---------- RECORDS PROVIDED ----------

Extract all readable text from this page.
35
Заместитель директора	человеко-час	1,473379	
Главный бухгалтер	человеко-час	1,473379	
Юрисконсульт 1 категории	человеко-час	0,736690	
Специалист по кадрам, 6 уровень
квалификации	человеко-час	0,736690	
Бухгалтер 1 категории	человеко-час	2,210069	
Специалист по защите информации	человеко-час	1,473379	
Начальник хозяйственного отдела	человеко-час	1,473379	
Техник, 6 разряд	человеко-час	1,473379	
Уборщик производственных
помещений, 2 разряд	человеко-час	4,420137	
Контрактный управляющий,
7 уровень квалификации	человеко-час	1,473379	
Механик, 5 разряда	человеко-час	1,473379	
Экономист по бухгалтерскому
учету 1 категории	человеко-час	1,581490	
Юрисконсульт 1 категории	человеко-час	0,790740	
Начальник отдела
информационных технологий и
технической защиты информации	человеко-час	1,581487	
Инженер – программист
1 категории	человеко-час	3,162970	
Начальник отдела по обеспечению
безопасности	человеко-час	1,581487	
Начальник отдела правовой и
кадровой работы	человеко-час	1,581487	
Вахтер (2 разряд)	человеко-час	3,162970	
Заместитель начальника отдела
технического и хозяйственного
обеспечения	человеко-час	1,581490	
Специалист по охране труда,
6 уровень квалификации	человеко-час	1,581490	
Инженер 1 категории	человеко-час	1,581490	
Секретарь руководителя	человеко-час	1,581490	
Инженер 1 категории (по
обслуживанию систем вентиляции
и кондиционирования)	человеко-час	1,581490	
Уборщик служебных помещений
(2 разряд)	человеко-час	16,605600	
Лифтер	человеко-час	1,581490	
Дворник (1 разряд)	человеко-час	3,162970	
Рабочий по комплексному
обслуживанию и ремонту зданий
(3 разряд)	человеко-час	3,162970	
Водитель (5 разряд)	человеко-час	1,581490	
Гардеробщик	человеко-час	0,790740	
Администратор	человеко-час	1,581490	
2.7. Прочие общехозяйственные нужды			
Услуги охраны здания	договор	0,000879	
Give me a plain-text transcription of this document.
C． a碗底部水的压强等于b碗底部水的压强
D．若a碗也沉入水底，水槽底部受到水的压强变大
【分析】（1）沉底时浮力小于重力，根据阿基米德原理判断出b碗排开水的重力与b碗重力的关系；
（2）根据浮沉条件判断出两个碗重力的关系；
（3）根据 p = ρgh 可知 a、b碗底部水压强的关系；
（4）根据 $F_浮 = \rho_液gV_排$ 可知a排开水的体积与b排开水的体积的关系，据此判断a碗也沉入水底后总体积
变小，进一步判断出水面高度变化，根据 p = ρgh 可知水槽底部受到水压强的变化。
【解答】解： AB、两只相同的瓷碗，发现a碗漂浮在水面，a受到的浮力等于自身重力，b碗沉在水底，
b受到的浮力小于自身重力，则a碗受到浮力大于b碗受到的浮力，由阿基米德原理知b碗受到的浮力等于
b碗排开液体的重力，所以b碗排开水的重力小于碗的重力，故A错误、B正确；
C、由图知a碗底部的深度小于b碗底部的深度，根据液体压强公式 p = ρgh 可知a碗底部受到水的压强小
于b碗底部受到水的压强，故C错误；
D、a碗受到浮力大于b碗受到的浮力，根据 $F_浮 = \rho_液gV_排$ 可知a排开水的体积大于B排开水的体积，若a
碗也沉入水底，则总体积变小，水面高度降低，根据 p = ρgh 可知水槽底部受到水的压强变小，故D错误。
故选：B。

----------

WHAT TO PRODUCE. In the listing above, find the line containing "Give me a plain-text" and please quote exactly that line through the last one, and no other lines.

ANSWER TO THE TASK.
Give me a plain-text transcription of this document.
C． a碗底部水的压强等于b碗底部水的压强
D．若a碗也沉入水底，水槽底部受到水的压强变大
【分析】（1）沉底时浮力小于重力，根据阿基米德原理判断出b碗排开水的重力与b碗重力的关系；
（2）根据浮沉条件判断出两个碗重力的关系；
（3）根据 p = ρgh 可知 a、b碗底部水压强的关系；
（4）根据 $F_浮 = \rho_液gV_排$ 可知a排开水的体积与b排开水的体积的关系，据此判断a碗也沉入水底后总体积
变小，进一步判断出水面高度变化，根据 p = ρgh 可知水槽底部受到水压强的变化。
【解答】解： AB、两只相同的瓷碗，发现a碗漂浮在水面，a受到的浮力等于自身重力，b碗沉在水底，
b受到的浮力小于自身重力，则a碗受到浮力大于b碗受到的浮力，由阿基米德原理知b碗受到的浮力等于
b碗排开液体的重力，所以b碗排开水的重力小于碗的重力，故A错误、B正确；
C、由图知a碗底部的深度小于b碗底部的深度，根据液体压强公式 p = ρgh 可知a碗底部受到水的压强小
于b碗底部受到水的压强，故C错误；
D、a碗受到浮力大于b碗受到的浮力，根据 $F_浮 = \rho_液gV_排$ 可知a排开水的体积大于B排开水的体积，若a
碗也沉入水底，则总体积变小，水面高度降低，根据 p = ρgh 可知水槽底部受到水的压强变小，故D错误。
故选：B。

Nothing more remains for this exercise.